Data section →
******

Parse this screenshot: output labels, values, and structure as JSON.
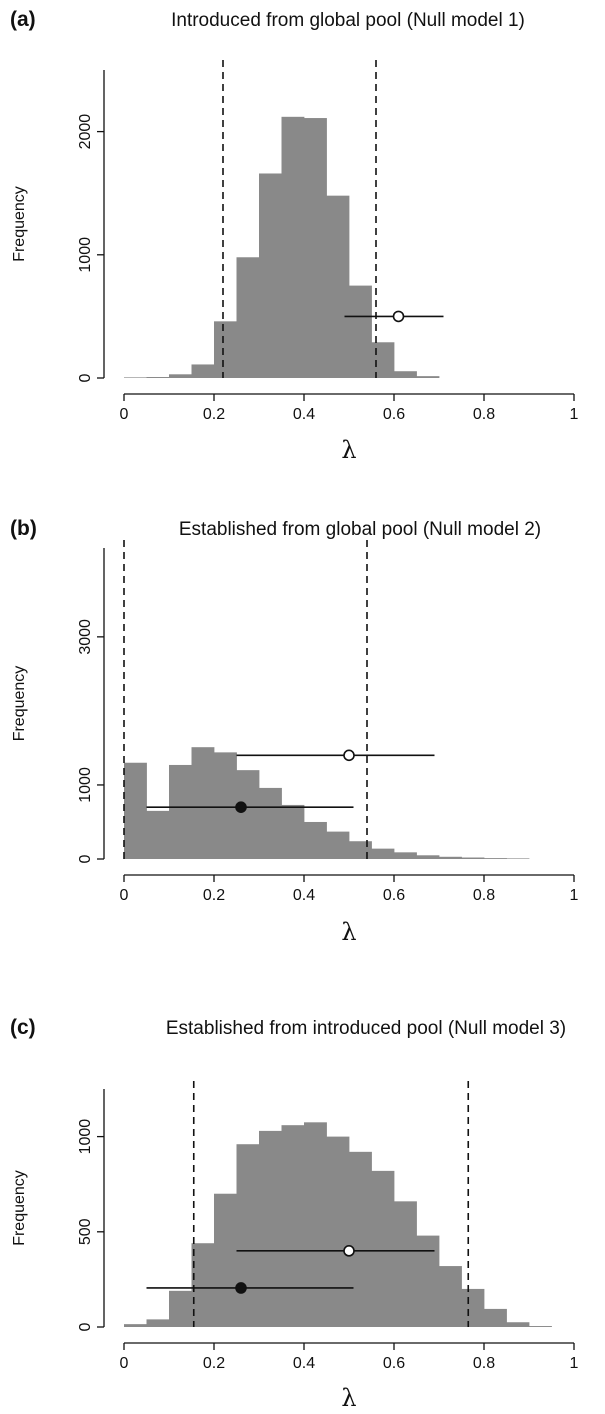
{
  "chart_data": [
    {
      "type": "bar",
      "letter": "(a)",
      "title": "Introduced from global pool (Null model 1)",
      "ylabel": "Frequency",
      "xlabel": "λ",
      "xlim": [
        0,
        1
      ],
      "ylim": [
        0,
        2500
      ],
      "xticks": [
        0,
        0.2,
        0.4,
        0.6,
        0.8,
        1
      ],
      "xtick_labels": [
        "0",
        "0.2",
        "0.4",
        "0.6",
        "0.8",
        "1"
      ],
      "yticks": [
        0,
        1000,
        2000
      ],
      "ytick_labels": [
        "0",
        "1000",
        "2000"
      ],
      "bin_start": 0.0,
      "bin_width": 0.05,
      "counts": [
        5,
        8,
        30,
        110,
        460,
        980,
        1660,
        2120,
        2110,
        1480,
        750,
        290,
        55,
        15
      ],
      "dashed_lines": [
        0.22,
        0.56
      ],
      "points": [
        {
          "x": 0.61,
          "y": 500,
          "xmin": 0.49,
          "xmax": 0.71,
          "filled": false
        }
      ]
    },
    {
      "type": "bar",
      "letter": "(b)",
      "title": "Established from global pool (Null model 2)",
      "ylabel": "Frequency",
      "xlabel": "λ",
      "xlim": [
        0,
        1
      ],
      "ylim": [
        0,
        4200
      ],
      "xticks": [
        0,
        0.2,
        0.4,
        0.6,
        0.8,
        1
      ],
      "xtick_labels": [
        "0",
        "0.2",
        "0.4",
        "0.6",
        "0.8",
        "1"
      ],
      "yticks": [
        0,
        1000,
        3000
      ],
      "ytick_labels": [
        "0",
        "1000",
        "3000"
      ],
      "bin_start": 0.0,
      "bin_width": 0.05,
      "counts": [
        1300,
        650,
        1270,
        1510,
        1440,
        1200,
        960,
        730,
        500,
        370,
        240,
        140,
        90,
        50,
        30,
        20,
        12,
        8
      ],
      "dashed_lines": [
        0.0,
        0.54
      ],
      "points": [
        {
          "x": 0.5,
          "y": 1400,
          "xmin": 0.25,
          "xmax": 0.69,
          "filled": false
        },
        {
          "x": 0.26,
          "y": 700,
          "xmin": 0.05,
          "xmax": 0.51,
          "filled": true
        }
      ]
    },
    {
      "type": "bar",
      "letter": "(c)",
      "title": "Established from introduced pool (Null model 3)",
      "ylabel": "Frequency",
      "xlabel": "λ",
      "xlim": [
        0,
        1
      ],
      "ylim": [
        0,
        1250
      ],
      "xticks": [
        0,
        0.2,
        0.4,
        0.6,
        0.8,
        1
      ],
      "xtick_labels": [
        "0",
        "0.2",
        "0.4",
        "0.6",
        "0.8",
        "1"
      ],
      "yticks": [
        0,
        500,
        1000
      ],
      "ytick_labels": [
        "0",
        "500",
        "1000"
      ],
      "bin_start": 0.0,
      "bin_width": 0.05,
      "counts": [
        15,
        40,
        190,
        440,
        700,
        960,
        1030,
        1060,
        1075,
        1000,
        920,
        820,
        660,
        480,
        320,
        200,
        95,
        25,
        5
      ],
      "dashed_lines": [
        0.155,
        0.765
      ],
      "points": [
        {
          "x": 0.5,
          "y": 400,
          "xmin": 0.25,
          "xmax": 0.69,
          "filled": false
        },
        {
          "x": 0.26,
          "y": 205,
          "xmin": 0.05,
          "xmax": 0.51,
          "filled": true
        }
      ]
    }
  ]
}
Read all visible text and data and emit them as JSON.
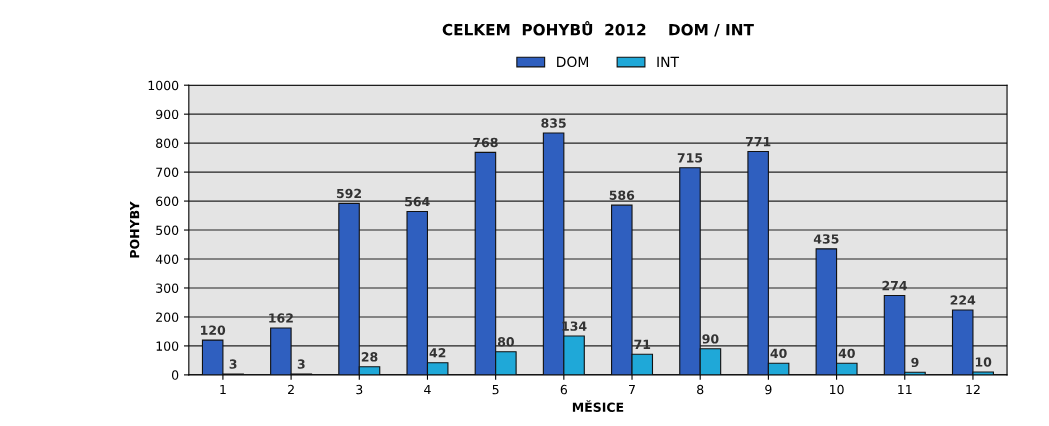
{
  "chart_data": {
    "type": "bar",
    "title": "CELKEM  POHYBŮ  2012    DOM / INT",
    "xlabel": "MĚSICE",
    "ylabel": "POHYBY",
    "categories": [
      "1",
      "2",
      "3",
      "4",
      "5",
      "6",
      "7",
      "8",
      "9",
      "10",
      "11",
      "12"
    ],
    "series": [
      {
        "name": "DOM",
        "color": "#2f5fbf",
        "values": [
          120,
          162,
          592,
          564,
          768,
          835,
          586,
          715,
          771,
          435,
          274,
          224
        ]
      },
      {
        "name": "INT",
        "color": "#1fa8d8",
        "values": [
          3,
          3,
          28,
          42,
          80,
          134,
          71,
          90,
          40,
          40,
          9,
          10
        ]
      }
    ],
    "ylim": [
      0,
      1000
    ],
    "yticks": [
      0,
      100,
      200,
      300,
      400,
      500,
      600,
      700,
      800,
      900,
      1000
    ],
    "grid": "y",
    "legend": "top",
    "data_labels": true
  }
}
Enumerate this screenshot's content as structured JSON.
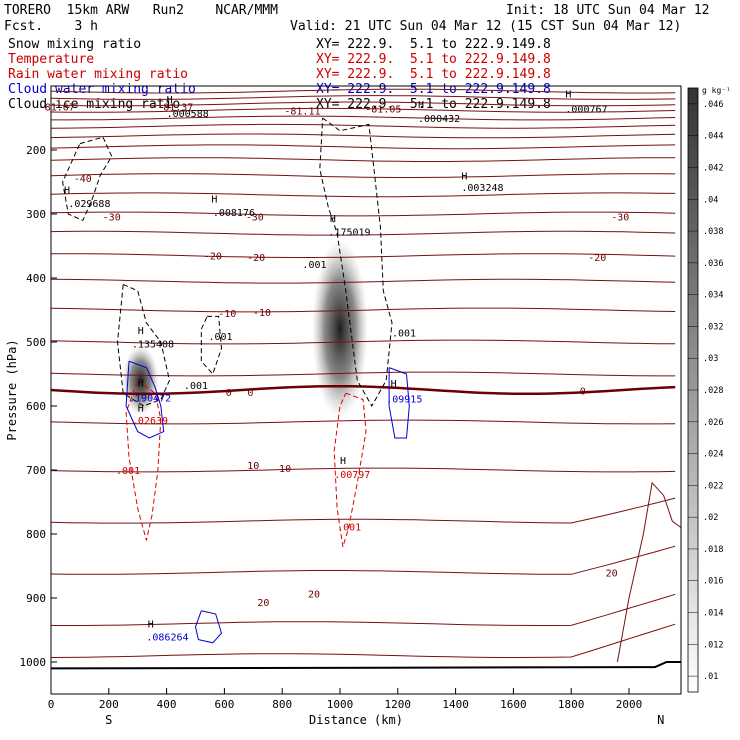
{
  "header": {
    "model_line": "TORERO  15km ARW   Run2    NCAR/MMM",
    "fcst_line": "Fcst.    3 h",
    "init_line": "Init: 18 UTC Sun 04 Mar 12",
    "valid_line": "Valid: 21 UTC Sun 04 Mar 12 (15 CST Sun 04 Mar 12)"
  },
  "fields": [
    {
      "name": "Snow mixing ratio",
      "xy": "XY= 222.9.  5.1 to 222.9.149.8",
      "color": "#000000"
    },
    {
      "name": "Temperature",
      "xy": "XY= 222.9.  5.1 to 222.9.149.8",
      "color": "#cc0000"
    },
    {
      "name": "Rain water mixing ratio",
      "xy": "XY= 222.9.  5.1 to 222.9.149.8",
      "color": "#cc0000"
    },
    {
      "name": "Cloud water mixing ratio",
      "xy": "XY= 222.9.  5.1 to 222.9.149.8",
      "color": "#0000cc"
    },
    {
      "name": "Cloud ice mixing ratio",
      "xy": "XY= 222.9.  5.1 to 222.9.149.8",
      "color": "#000000"
    }
  ],
  "colors": {
    "temperature": "#7a1010",
    "freezing_line": "#6a0000",
    "rain": "#dd0000",
    "cloud_water": "#0000cc",
    "cloud_ice": "#000000",
    "snow_shading": "#000000"
  },
  "chart_data": {
    "type": "contour",
    "xlabel": "Distance (km)",
    "ylabel": "Pressure (hPa)",
    "xlim": [
      0,
      2180
    ],
    "ylim": [
      100,
      1050
    ],
    "x_ticks": [
      0,
      200,
      400,
      600,
      800,
      1000,
      1200,
      1400,
      1600,
      1800,
      2000
    ],
    "y_ticks": [
      200,
      300,
      400,
      500,
      600,
      700,
      800,
      900,
      1000
    ],
    "x_end_labels": {
      "left": "S",
      "right": "N"
    },
    "colorbar": {
      "unit": "g kg⁻¹",
      "levels": [
        ".01",
        ".012",
        ".014",
        ".016",
        ".018",
        ".02",
        ".022",
        ".024",
        ".026",
        ".028",
        ".03",
        ".032",
        ".034",
        ".036",
        ".038",
        ".04",
        ".042",
        ".044",
        ".046"
      ]
    },
    "temperature_labels": [
      {
        "text": "-81.67",
        "x": 20,
        "p": 132
      },
      {
        "text": "-81.37",
        "x": 430,
        "p": 132
      },
      {
        "text": "-81.11",
        "x": 870,
        "p": 138
      },
      {
        "text": "-81.05",
        "x": 1150,
        "p": 135
      },
      {
        "text": "-40",
        "x": 110,
        "p": 244
      },
      {
        "text": "-30",
        "x": 210,
        "p": 304
      },
      {
        "text": "-30",
        "x": 705,
        "p": 304
      },
      {
        "text": "-30",
        "x": 1970,
        "p": 304
      },
      {
        "text": "-20",
        "x": 560,
        "p": 365
      },
      {
        "text": "-20",
        "x": 710,
        "p": 367
      },
      {
        "text": "-20",
        "x": 1890,
        "p": 367
      },
      {
        "text": "-10",
        "x": 610,
        "p": 455
      },
      {
        "text": "-10",
        "x": 730,
        "p": 453
      },
      {
        "text": "0",
        "x": 615,
        "p": 578
      },
      {
        "text": "0",
        "x": 690,
        "p": 578
      },
      {
        "text": "0",
        "x": 1840,
        "p": 576
      },
      {
        "text": "10",
        "x": 700,
        "p": 692
      },
      {
        "text": "10",
        "x": 810,
        "p": 697
      },
      {
        "text": "20",
        "x": 735,
        "p": 906
      },
      {
        "text": "20",
        "x": 910,
        "p": 893
      },
      {
        "text": "20",
        "x": 1940,
        "p": 860
      }
    ],
    "extrema_labels": [
      {
        "field": "ice",
        "text": ".000588",
        "x": 400,
        "p": 142
      },
      {
        "field": "ice",
        "text": ".000432",
        "x": 1270,
        "p": 150
      },
      {
        "field": "ice",
        "text": ".000767",
        "x": 1780,
        "p": 135
      },
      {
        "field": "ice",
        "text": ".029688",
        "x": 60,
        "p": 283
      },
      {
        "field": "ice",
        "text": ".008176",
        "x": 560,
        "p": 297
      },
      {
        "field": "ice",
        "text": ".003248",
        "x": 1420,
        "p": 258
      },
      {
        "field": "ice",
        "text": ".175019",
        "x": 960,
        "p": 327
      },
      {
        "field": "snow",
        "text": ".001",
        "x": 870,
        "p": 378
      },
      {
        "field": "snow",
        "text": ".001",
        "x": 1180,
        "p": 485
      },
      {
        "field": "snow",
        "text": ".001",
        "x": 545,
        "p": 491
      },
      {
        "field": "snow",
        "text": ".001",
        "x": 460,
        "p": 567
      },
      {
        "field": "ice",
        "text": ".135408",
        "x": 280,
        "p": 502
      },
      {
        "field": "cloud",
        "text": ".190472",
        "x": 270,
        "p": 587
      },
      {
        "field": "cloud",
        "text": ".09915",
        "x": 1160,
        "p": 588
      },
      {
        "field": "rain",
        "text": ".02639",
        "x": 280,
        "p": 622
      },
      {
        "field": "rain",
        "text": ".001",
        "x": 225,
        "p": 700
      },
      {
        "field": "rain",
        "text": ".00797",
        "x": 980,
        "p": 706
      },
      {
        "field": "rain",
        "text": ".001",
        "x": 990,
        "p": 788
      },
      {
        "field": "cloud",
        "text": ".086264",
        "x": 330,
        "p": 960
      }
    ],
    "extrema_H": [
      {
        "x": 400,
        "p": 120
      },
      {
        "x": 1270,
        "p": 128
      },
      {
        "x": 1780,
        "p": 112
      },
      {
        "x": 45,
        "p": 262
      },
      {
        "x": 555,
        "p": 276
      },
      {
        "x": 1420,
        "p": 240
      },
      {
        "x": 965,
        "p": 306
      },
      {
        "x": 300,
        "p": 481
      },
      {
        "x": 300,
        "p": 563
      },
      {
        "x": 1175,
        "p": 564
      },
      {
        "x": 300,
        "p": 602
      },
      {
        "x": 1000,
        "p": 684
      },
      {
        "x": 335,
        "p": 940
      }
    ],
    "surface_pressure": [
      [
        0,
        1010
      ],
      [
        2090,
        1008
      ],
      [
        2130,
        1000
      ],
      [
        2180,
        1000
      ]
    ]
  }
}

******

Task requirements →
Using the listing above, show every line that includes the string "screenshot".

Task solution →
Parse this screenshot: output labels, values, and structure as JSON.
Enumerate this screenshot's content as structured JSON.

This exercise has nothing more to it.